+++ Listed records

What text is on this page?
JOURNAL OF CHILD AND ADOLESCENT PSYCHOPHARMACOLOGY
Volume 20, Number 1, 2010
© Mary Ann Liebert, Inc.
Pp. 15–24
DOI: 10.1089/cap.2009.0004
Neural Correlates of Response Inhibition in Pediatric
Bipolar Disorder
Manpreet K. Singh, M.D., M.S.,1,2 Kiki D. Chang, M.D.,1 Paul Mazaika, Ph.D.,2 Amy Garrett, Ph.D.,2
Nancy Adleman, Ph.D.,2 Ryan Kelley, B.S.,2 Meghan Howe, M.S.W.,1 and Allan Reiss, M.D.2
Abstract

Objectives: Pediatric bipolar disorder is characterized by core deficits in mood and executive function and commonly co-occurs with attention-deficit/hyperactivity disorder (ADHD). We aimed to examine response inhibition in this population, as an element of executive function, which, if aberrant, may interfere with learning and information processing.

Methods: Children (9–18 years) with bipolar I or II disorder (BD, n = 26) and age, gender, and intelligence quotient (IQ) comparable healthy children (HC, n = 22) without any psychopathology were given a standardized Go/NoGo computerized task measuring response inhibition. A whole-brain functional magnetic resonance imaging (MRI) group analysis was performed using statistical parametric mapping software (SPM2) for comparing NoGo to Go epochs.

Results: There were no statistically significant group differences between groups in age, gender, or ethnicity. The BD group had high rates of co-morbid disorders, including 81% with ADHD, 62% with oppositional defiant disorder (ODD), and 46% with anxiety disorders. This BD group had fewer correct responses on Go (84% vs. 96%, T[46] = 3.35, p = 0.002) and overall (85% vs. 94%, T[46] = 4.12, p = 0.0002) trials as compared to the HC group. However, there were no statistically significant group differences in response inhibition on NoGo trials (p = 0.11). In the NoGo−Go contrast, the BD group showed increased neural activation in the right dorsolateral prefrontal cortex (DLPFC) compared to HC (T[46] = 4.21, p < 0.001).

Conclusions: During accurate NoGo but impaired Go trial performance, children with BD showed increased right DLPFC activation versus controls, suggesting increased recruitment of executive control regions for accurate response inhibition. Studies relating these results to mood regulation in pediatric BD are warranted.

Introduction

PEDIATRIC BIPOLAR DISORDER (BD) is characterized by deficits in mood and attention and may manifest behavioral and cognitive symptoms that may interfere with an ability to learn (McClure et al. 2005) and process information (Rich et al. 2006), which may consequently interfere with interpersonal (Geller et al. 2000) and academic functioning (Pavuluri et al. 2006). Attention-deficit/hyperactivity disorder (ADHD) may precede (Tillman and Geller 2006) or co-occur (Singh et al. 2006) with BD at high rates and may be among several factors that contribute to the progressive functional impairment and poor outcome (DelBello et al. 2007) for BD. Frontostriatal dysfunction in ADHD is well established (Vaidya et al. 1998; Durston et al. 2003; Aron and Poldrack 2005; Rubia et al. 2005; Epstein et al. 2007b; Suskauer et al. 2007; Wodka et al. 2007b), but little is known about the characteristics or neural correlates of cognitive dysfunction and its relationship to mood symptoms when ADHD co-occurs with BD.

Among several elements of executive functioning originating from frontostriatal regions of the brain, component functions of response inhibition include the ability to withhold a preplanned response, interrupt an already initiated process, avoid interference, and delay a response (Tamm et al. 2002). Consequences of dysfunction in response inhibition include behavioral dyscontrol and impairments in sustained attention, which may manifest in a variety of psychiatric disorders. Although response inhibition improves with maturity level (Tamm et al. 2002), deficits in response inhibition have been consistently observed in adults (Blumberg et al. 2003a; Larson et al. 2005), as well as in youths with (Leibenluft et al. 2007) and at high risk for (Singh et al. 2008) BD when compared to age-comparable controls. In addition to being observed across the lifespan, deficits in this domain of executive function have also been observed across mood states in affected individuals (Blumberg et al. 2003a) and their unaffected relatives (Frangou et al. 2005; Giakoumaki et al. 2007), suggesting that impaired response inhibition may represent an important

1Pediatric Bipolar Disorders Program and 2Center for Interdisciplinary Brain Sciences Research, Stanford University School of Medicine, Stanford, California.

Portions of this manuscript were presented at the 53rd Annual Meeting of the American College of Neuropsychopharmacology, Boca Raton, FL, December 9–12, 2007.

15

++++++

Your goal: Go through the entries above and count the lines containing the word "showed"; give only that count.

Task response: 2